Direction: Quote the listing below in full and exactly as written, but omit every picture.

Rows:

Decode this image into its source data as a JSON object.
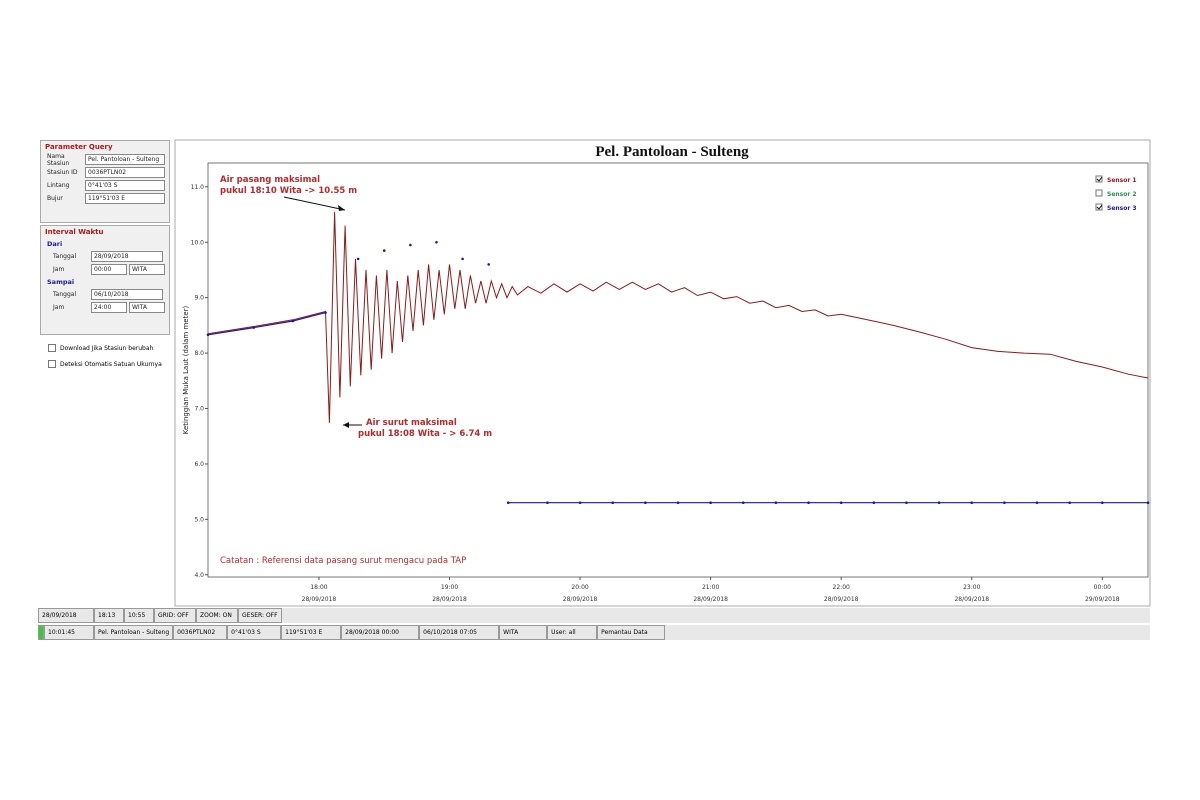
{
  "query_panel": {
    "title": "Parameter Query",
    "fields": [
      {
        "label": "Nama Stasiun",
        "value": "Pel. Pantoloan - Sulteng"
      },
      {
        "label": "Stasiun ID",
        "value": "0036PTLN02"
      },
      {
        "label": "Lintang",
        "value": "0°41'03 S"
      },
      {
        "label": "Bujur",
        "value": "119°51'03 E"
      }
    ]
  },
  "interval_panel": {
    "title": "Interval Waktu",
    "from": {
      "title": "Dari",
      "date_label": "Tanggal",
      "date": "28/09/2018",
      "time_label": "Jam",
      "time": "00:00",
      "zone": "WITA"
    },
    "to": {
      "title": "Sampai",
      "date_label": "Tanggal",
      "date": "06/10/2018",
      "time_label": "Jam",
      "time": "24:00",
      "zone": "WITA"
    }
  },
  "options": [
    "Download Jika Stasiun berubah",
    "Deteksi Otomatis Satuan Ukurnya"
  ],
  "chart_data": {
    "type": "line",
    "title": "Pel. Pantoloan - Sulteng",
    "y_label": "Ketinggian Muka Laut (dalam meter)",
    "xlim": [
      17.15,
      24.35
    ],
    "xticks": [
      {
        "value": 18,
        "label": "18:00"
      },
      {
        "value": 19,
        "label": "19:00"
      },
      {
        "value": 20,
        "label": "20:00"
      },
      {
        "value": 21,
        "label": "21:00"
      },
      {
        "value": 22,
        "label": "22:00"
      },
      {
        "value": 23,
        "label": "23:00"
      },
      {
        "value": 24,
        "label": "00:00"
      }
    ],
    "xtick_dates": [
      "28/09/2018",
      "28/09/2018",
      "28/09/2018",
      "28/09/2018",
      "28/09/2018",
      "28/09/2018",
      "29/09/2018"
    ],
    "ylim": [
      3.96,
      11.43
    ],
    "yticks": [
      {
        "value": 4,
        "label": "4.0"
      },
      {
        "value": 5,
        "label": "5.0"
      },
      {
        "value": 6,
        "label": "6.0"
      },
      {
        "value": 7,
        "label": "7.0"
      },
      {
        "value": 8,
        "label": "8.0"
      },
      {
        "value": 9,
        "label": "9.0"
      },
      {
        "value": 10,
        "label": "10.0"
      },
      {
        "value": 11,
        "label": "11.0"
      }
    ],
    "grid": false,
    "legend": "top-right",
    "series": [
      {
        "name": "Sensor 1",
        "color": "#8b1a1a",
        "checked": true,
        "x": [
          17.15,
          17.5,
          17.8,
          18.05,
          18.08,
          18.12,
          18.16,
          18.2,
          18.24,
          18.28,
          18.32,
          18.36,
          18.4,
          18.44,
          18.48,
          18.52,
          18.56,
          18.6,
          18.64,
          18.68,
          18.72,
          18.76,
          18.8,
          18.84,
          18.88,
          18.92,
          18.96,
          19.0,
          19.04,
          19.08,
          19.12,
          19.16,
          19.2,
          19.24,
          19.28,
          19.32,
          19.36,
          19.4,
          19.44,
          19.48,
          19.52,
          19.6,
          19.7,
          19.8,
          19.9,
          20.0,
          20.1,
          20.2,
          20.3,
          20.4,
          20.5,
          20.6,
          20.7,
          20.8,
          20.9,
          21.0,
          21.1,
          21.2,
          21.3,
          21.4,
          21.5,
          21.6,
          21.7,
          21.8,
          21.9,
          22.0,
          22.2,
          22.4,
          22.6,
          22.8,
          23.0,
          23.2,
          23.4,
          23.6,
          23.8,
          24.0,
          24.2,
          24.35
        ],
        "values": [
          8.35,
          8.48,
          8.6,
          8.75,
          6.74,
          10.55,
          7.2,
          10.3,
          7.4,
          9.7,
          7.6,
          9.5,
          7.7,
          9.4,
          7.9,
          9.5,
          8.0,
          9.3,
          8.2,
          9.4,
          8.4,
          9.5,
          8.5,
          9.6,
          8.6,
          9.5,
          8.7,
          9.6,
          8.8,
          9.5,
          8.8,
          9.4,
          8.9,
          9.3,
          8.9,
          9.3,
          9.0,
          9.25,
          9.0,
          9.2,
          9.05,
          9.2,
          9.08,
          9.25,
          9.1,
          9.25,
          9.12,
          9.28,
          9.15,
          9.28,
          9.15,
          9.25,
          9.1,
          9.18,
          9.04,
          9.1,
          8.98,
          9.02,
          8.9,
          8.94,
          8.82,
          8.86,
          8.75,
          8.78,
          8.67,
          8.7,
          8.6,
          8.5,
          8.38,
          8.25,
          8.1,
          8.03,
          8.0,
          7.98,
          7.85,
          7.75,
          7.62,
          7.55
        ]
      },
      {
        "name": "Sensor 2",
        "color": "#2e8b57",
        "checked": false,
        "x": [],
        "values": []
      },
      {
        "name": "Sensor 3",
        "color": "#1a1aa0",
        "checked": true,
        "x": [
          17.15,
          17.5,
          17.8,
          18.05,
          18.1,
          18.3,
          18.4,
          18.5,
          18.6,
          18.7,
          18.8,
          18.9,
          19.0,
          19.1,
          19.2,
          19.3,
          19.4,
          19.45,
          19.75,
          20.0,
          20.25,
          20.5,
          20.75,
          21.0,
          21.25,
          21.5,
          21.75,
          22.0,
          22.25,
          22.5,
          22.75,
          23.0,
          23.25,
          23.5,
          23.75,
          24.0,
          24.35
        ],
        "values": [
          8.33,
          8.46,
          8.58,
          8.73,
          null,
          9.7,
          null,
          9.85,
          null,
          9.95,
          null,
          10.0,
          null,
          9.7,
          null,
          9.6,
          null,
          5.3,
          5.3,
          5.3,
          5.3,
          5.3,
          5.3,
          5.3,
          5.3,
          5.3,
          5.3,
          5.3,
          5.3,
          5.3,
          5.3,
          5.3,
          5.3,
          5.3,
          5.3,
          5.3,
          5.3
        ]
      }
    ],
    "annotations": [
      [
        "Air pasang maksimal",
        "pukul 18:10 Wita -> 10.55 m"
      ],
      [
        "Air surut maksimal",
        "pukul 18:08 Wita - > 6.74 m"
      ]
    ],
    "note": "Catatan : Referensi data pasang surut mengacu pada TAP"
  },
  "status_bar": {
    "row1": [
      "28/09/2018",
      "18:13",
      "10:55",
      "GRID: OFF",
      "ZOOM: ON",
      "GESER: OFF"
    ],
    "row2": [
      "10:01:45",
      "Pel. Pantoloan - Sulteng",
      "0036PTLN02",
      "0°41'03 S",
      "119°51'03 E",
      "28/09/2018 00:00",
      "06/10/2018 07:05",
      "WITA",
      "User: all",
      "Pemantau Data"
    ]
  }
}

Correct output:
Decode this image into its source data as a JSON object.
{
  "query_panel": {
    "title": "Parameter Query",
    "fields": [
      {
        "label": "Nama Stasiun",
        "value": "Pel. Pantoloan - Sulteng"
      },
      {
        "label": "Stasiun ID",
        "value": "0036PTLN02"
      },
      {
        "label": "Lintang",
        "value": "0°41'03 S"
      },
      {
        "label": "Bujur",
        "value": "119°51'03 E"
      }
    ]
  },
  "interval_panel": {
    "title": "Interval Waktu",
    "from": {
      "title": "Dari",
      "date_label": "Tanggal",
      "date": "28/09/2018",
      "time_label": "Jam",
      "time": "00:00",
      "zone": "WITA"
    },
    "to": {
      "title": "Sampai",
      "date_label": "Tanggal",
      "date": "06/10/2018",
      "time_label": "Jam",
      "time": "24:00",
      "zone": "WITA"
    }
  },
  "options": [
    "Download Jika Stasiun berubah",
    "Deteksi Otomatis Satuan Ukurnya"
  ],
  "chart_data": {
    "type": "line",
    "title": "Pel. Pantoloan - Sulteng",
    "y_label": "Ketinggian Muka Laut (dalam meter)",
    "xlim": [
      17.15,
      24.35
    ],
    "xticks": [
      {
        "value": 18,
        "label": "18:00"
      },
      {
        "value": 19,
        "label": "19:00"
      },
      {
        "value": 20,
        "label": "20:00"
      },
      {
        "value": 21,
        "label": "21:00"
      },
      {
        "value": 22,
        "label": "22:00"
      },
      {
        "value": 23,
        "label": "23:00"
      },
      {
        "value": 24,
        "label": "00:00"
      }
    ],
    "xtick_dates": [
      "28/09/2018",
      "28/09/2018",
      "28/09/2018",
      "28/09/2018",
      "28/09/2018",
      "28/09/2018",
      "29/09/2018"
    ],
    "ylim": [
      3.96,
      11.43
    ],
    "yticks": [
      {
        "value": 4,
        "label": "4.0"
      },
      {
        "value": 5,
        "label": "5.0"
      },
      {
        "value": 6,
        "label": "6.0"
      },
      {
        "value": 7,
        "label": "7.0"
      },
      {
        "value": 8,
        "label": "8.0"
      },
      {
        "value": 9,
        "label": "9.0"
      },
      {
        "value": 10,
        "label": "10.0"
      },
      {
        "value": 11,
        "label": "11.0"
      }
    ],
    "grid": false,
    "legend": "top-right",
    "series": [
      {
        "name": "Sensor 1",
        "color": "#8b1a1a",
        "checked": true,
        "x": [
          17.15,
          17.5,
          17.8,
          18.05,
          18.08,
          18.12,
          18.16,
          18.2,
          18.24,
          18.28,
          18.32,
          18.36,
          18.4,
          18.44,
          18.48,
          18.52,
          18.56,
          18.6,
          18.64,
          18.68,
          18.72,
          18.76,
          18.8,
          18.84,
          18.88,
          18.92,
          18.96,
          19.0,
          19.04,
          19.08,
          19.12,
          19.16,
          19.2,
          19.24,
          19.28,
          19.32,
          19.36,
          19.4,
          19.44,
          19.48,
          19.52,
          19.6,
          19.7,
          19.8,
          19.9,
          20.0,
          20.1,
          20.2,
          20.3,
          20.4,
          20.5,
          20.6,
          20.7,
          20.8,
          20.9,
          21.0,
          21.1,
          21.2,
          21.3,
          21.4,
          21.5,
          21.6,
          21.7,
          21.8,
          21.9,
          22.0,
          22.2,
          22.4,
          22.6,
          22.8,
          23.0,
          23.2,
          23.4,
          23.6,
          23.8,
          24.0,
          24.2,
          24.35
        ],
        "values": [
          8.35,
          8.48,
          8.6,
          8.75,
          6.74,
          10.55,
          7.2,
          10.3,
          7.4,
          9.7,
          7.6,
          9.5,
          7.7,
          9.4,
          7.9,
          9.5,
          8.0,
          9.3,
          8.2,
          9.4,
          8.4,
          9.5,
          8.5,
          9.6,
          8.6,
          9.5,
          8.7,
          9.6,
          8.8,
          9.5,
          8.8,
          9.4,
          8.9,
          9.3,
          8.9,
          9.3,
          9.0,
          9.25,
          9.0,
          9.2,
          9.05,
          9.2,
          9.08,
          9.25,
          9.1,
          9.25,
          9.12,
          9.28,
          9.15,
          9.28,
          9.15,
          9.25,
          9.1,
          9.18,
          9.04,
          9.1,
          8.98,
          9.02,
          8.9,
          8.94,
          8.82,
          8.86,
          8.75,
          8.78,
          8.67,
          8.7,
          8.6,
          8.5,
          8.38,
          8.25,
          8.1,
          8.03,
          8.0,
          7.98,
          7.85,
          7.75,
          7.62,
          7.55
        ]
      },
      {
        "name": "Sensor 2",
        "color": "#2e8b57",
        "checked": false,
        "x": [],
        "values": []
      },
      {
        "name": "Sensor 3",
        "color": "#1a1aa0",
        "checked": true,
        "x": [
          17.15,
          17.5,
          17.8,
          18.05,
          18.1,
          18.3,
          18.4,
          18.5,
          18.6,
          18.7,
          18.8,
          18.9,
          19.0,
          19.1,
          19.2,
          19.3,
          19.4,
          19.45,
          19.75,
          20.0,
          20.25,
          20.5,
          20.75,
          21.0,
          21.25,
          21.5,
          21.75,
          22.0,
          22.25,
          22.5,
          22.75,
          23.0,
          23.25,
          23.5,
          23.75,
          24.0,
          24.35
        ],
        "values": [
          8.33,
          8.46,
          8.58,
          8.73,
          null,
          9.7,
          null,
          9.85,
          null,
          9.95,
          null,
          10.0,
          null,
          9.7,
          null,
          9.6,
          null,
          5.3,
          5.3,
          5.3,
          5.3,
          5.3,
          5.3,
          5.3,
          5.3,
          5.3,
          5.3,
          5.3,
          5.3,
          5.3,
          5.3,
          5.3,
          5.3,
          5.3,
          5.3,
          5.3,
          5.3
        ]
      }
    ],
    "annotations": [
      [
        "Air pasang maksimal",
        "pukul 18:10 Wita -> 10.55 m"
      ],
      [
        "Air surut maksimal",
        "pukul 18:08 Wita - > 6.74 m"
      ]
    ],
    "note": "Catatan : Referensi data pasang surut mengacu pada TAP"
  },
  "status_bar": {
    "row1": [
      "28/09/2018",
      "18:13",
      "10:55",
      "GRID: OFF",
      "ZOOM: ON",
      "GESER: OFF"
    ],
    "row2": [
      "10:01:45",
      "Pel. Pantoloan - Sulteng",
      "0036PTLN02",
      "0°41'03 S",
      "119°51'03 E",
      "28/09/2018 00:00",
      "06/10/2018 07:05",
      "WITA",
      "User: all",
      "Pemantau Data"
    ]
  }
}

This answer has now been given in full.